PROMPT: Only the number is wanted: how many lines contain "EnerGreen"?

•••••

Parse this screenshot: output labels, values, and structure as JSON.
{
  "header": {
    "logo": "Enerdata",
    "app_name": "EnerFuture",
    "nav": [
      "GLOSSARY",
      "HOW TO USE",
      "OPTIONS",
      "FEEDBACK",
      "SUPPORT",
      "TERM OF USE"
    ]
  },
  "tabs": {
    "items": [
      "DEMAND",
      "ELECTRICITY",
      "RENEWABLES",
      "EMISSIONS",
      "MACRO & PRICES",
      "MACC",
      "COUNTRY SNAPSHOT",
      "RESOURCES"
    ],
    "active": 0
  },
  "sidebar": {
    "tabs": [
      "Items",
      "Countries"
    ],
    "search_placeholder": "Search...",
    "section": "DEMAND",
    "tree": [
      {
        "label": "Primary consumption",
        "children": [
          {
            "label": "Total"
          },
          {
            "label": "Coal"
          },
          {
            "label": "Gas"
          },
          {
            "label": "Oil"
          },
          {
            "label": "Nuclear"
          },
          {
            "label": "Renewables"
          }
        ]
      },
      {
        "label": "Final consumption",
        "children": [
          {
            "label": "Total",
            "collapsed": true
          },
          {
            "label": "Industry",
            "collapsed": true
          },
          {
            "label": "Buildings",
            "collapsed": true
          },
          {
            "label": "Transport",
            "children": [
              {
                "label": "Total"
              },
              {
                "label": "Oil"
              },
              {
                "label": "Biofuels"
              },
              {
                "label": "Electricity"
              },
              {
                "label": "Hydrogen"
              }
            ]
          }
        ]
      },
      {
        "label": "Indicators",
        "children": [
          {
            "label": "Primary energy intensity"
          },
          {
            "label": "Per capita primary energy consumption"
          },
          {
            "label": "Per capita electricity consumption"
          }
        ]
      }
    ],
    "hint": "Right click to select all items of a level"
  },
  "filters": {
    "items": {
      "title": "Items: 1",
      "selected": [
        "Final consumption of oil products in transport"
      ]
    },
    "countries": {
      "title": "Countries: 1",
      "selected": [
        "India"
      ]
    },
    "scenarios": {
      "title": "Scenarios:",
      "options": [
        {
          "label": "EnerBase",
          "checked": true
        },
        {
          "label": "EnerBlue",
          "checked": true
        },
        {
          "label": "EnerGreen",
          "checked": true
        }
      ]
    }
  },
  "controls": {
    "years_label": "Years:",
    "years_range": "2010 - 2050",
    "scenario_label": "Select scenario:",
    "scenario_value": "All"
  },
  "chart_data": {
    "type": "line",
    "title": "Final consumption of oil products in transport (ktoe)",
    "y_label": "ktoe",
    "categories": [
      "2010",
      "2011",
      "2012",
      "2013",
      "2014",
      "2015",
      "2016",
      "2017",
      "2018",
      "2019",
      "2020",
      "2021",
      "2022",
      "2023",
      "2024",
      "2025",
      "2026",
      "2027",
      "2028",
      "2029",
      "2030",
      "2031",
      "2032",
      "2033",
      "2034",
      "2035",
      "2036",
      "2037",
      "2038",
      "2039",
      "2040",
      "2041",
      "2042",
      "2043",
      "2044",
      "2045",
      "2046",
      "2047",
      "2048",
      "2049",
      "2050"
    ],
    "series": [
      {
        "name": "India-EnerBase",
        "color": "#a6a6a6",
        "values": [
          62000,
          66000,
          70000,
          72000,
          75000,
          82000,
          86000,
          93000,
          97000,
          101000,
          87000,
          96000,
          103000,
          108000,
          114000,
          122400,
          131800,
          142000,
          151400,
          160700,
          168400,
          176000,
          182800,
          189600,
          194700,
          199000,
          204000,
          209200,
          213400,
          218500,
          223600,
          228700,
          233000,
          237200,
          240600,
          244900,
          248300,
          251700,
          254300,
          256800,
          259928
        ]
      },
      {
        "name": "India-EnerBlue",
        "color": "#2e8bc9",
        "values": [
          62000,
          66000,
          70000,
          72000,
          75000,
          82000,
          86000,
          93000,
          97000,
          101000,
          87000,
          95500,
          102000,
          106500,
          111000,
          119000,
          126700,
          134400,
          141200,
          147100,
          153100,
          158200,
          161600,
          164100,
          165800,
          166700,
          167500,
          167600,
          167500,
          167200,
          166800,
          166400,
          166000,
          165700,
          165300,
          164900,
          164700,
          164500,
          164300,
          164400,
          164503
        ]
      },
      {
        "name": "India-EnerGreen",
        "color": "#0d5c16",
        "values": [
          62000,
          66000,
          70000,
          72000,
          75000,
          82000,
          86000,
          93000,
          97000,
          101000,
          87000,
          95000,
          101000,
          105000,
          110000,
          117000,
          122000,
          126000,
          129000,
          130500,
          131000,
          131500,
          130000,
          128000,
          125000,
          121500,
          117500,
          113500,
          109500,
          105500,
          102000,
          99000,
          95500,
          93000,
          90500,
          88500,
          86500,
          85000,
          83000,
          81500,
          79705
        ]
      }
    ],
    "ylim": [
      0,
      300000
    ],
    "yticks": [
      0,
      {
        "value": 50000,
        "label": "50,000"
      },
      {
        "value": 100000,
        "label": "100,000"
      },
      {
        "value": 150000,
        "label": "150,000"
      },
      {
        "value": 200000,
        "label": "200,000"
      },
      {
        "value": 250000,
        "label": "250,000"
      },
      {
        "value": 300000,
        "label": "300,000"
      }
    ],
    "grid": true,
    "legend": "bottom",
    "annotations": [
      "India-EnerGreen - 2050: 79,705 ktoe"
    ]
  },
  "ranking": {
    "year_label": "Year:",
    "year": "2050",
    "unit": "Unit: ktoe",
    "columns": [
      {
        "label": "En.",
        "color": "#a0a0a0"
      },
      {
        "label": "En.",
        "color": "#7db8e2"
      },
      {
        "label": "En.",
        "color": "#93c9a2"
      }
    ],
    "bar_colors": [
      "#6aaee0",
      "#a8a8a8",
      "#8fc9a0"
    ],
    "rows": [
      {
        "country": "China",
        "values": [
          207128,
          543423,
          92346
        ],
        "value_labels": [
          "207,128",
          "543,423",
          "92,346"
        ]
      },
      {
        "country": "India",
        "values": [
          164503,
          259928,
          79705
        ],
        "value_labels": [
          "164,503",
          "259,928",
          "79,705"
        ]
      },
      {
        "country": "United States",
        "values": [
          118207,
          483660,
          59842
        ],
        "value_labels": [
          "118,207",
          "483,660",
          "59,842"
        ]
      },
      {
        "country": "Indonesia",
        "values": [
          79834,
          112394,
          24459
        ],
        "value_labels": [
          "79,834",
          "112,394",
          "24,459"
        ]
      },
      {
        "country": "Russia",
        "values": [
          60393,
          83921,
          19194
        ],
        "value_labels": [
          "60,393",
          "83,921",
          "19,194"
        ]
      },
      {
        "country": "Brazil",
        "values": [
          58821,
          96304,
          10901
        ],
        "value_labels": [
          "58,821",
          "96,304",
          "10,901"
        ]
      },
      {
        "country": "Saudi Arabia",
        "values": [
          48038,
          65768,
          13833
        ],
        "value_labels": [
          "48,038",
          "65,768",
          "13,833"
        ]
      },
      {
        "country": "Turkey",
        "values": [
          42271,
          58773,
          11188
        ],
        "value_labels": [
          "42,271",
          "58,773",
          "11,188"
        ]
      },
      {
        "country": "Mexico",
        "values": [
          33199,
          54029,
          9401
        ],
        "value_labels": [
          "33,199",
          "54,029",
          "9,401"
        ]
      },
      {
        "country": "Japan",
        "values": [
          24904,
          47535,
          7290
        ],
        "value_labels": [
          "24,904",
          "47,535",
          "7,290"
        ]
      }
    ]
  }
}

•••••

OUTPUT OF THE EXERCISE: 3